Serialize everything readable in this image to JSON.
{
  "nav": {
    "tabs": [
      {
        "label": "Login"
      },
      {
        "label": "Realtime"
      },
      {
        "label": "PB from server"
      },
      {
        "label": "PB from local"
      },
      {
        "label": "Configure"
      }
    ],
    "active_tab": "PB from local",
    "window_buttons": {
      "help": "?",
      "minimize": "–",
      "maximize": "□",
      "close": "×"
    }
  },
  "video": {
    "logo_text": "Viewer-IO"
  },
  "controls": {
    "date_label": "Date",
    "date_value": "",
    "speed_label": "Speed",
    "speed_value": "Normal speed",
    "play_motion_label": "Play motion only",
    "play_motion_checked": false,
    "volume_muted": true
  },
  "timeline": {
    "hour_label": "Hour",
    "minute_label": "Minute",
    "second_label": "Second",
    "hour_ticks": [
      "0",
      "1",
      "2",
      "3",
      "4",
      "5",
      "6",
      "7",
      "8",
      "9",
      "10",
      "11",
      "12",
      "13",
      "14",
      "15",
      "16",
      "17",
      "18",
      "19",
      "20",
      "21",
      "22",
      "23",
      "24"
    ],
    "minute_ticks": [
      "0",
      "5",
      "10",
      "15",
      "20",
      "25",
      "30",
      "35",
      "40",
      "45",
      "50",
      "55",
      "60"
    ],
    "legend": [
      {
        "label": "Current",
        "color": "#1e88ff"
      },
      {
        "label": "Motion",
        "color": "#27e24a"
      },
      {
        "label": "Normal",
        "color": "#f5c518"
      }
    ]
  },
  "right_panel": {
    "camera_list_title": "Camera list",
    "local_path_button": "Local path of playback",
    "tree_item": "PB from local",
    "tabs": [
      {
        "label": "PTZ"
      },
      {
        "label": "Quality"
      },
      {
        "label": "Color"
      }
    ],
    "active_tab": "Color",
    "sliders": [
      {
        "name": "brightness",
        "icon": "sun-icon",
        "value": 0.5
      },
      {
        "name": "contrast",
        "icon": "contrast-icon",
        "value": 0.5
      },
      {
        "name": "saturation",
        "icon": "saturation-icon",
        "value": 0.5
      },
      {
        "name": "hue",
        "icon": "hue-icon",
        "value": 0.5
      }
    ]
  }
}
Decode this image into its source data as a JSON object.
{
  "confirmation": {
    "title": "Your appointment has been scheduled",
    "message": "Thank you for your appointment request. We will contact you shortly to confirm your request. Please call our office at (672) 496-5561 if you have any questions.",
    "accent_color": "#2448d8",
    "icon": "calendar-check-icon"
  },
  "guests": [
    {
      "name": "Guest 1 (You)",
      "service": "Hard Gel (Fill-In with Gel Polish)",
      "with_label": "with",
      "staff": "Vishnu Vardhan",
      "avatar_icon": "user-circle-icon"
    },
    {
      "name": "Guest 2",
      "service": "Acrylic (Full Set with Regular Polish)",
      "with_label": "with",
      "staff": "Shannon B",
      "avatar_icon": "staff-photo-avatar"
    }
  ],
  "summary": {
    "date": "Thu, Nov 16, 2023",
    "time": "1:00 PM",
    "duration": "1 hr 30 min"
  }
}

● ● ● ● ●

### Stated goal:
Give nothing but the count of lines in the listing above that hold the string "this".

### Answer to the exercise:
2